▶ _Records from a collection of figures_
——
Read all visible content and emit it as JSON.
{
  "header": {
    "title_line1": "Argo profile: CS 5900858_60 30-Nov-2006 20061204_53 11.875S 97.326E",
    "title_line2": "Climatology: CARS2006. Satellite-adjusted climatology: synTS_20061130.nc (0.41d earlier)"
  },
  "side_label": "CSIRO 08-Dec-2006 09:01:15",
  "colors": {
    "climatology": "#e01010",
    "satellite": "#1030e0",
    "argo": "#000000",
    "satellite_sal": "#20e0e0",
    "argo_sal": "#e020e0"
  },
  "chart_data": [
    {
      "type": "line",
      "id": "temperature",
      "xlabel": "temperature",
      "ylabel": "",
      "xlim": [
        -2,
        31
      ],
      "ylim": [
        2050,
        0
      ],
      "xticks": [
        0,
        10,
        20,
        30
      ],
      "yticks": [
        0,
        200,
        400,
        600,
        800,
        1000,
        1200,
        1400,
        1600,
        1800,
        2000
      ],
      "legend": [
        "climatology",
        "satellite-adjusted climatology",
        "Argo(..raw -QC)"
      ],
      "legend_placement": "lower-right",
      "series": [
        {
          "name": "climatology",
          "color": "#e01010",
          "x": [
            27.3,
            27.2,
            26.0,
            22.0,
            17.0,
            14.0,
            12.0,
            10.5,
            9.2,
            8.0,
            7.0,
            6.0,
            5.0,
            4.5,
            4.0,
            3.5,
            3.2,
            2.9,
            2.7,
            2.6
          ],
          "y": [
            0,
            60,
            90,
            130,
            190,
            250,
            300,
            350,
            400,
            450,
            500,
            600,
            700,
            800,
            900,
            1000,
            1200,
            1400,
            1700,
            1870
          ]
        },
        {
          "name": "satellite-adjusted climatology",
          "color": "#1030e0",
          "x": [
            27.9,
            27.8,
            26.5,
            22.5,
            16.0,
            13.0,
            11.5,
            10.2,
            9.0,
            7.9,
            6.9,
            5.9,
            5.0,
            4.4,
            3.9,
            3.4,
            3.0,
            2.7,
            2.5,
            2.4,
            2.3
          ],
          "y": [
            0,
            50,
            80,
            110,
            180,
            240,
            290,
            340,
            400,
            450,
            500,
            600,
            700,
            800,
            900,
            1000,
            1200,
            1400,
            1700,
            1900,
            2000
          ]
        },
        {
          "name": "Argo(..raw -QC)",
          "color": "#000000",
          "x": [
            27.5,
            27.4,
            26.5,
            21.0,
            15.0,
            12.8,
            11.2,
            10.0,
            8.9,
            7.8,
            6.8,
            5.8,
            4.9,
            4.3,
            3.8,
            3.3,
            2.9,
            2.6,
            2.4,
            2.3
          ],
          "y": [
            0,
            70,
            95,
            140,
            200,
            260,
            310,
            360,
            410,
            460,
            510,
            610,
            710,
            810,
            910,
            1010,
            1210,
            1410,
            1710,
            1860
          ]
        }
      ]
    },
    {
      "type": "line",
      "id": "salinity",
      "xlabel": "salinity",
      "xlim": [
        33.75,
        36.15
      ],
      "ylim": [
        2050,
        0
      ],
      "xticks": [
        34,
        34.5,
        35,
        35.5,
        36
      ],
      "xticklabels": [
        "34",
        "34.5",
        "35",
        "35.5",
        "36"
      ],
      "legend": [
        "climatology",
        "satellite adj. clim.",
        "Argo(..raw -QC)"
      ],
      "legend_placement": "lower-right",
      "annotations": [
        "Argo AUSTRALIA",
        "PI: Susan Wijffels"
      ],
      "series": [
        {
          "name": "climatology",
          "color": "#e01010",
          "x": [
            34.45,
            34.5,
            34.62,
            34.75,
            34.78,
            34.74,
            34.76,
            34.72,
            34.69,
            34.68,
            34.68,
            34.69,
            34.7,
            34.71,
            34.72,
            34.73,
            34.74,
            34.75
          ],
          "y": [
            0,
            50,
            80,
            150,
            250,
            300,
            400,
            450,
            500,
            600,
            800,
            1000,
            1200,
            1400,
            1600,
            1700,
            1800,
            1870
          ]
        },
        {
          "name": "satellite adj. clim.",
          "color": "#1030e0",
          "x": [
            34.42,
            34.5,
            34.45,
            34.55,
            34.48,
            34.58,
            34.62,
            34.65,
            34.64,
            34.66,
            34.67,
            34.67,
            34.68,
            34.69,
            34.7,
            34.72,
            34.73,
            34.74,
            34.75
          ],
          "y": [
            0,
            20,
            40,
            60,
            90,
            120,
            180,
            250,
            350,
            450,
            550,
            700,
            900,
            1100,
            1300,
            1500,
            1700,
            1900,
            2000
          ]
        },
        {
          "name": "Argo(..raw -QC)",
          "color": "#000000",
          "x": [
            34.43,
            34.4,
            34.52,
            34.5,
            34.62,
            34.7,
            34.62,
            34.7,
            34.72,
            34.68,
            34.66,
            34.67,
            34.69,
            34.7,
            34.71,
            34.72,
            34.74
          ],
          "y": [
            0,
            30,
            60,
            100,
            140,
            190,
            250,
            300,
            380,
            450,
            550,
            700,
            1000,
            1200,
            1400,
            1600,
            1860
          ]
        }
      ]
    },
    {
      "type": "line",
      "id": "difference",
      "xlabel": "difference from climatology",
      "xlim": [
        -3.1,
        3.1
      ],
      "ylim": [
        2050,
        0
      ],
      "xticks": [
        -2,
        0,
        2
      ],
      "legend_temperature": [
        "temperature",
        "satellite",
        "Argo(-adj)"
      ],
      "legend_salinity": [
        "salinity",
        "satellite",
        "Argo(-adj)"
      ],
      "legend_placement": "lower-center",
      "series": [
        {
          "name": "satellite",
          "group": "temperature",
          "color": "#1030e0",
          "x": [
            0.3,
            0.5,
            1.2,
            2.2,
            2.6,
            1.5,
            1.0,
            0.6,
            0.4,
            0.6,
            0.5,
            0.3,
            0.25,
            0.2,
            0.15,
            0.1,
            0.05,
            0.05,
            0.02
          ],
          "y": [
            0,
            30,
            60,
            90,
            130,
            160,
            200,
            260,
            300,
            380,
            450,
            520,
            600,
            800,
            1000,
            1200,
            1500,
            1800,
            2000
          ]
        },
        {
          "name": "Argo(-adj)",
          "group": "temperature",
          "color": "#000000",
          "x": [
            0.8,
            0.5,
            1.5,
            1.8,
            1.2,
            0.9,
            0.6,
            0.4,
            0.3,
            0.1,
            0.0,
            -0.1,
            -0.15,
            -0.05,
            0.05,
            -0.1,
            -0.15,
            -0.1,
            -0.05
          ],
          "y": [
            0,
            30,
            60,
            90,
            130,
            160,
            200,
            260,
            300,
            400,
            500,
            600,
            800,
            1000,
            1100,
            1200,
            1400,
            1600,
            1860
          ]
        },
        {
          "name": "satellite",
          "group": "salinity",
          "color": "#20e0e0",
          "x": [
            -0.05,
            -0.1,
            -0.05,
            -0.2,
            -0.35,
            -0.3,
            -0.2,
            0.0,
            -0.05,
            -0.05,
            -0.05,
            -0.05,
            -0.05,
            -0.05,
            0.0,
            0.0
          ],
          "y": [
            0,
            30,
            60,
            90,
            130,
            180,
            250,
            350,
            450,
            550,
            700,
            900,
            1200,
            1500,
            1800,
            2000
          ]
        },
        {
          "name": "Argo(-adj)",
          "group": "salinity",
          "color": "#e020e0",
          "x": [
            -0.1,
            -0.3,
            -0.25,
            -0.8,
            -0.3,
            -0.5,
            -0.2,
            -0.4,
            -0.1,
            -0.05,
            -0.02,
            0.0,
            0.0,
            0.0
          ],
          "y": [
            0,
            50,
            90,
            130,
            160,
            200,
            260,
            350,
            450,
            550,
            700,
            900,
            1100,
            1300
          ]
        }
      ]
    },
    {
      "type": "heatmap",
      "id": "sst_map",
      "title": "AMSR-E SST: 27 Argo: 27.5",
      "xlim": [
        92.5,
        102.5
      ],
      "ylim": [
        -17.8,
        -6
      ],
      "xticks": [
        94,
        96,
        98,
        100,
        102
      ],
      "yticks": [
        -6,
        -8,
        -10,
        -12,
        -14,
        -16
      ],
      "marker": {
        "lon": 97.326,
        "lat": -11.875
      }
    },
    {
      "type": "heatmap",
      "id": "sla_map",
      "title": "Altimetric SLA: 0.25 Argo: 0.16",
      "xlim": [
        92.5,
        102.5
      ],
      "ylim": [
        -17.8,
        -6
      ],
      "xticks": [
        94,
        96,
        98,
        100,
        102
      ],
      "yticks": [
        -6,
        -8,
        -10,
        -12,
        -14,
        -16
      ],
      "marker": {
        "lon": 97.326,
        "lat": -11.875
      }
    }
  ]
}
——
▶ _THE PROBLEM_
Lines containing the word "xlabel" must all be returned from the material above.

▶ _TASK ANSWER_
      "xlabel": "temperature",
      "xlabel": "salinity",
      "xlabel": "difference from climatology",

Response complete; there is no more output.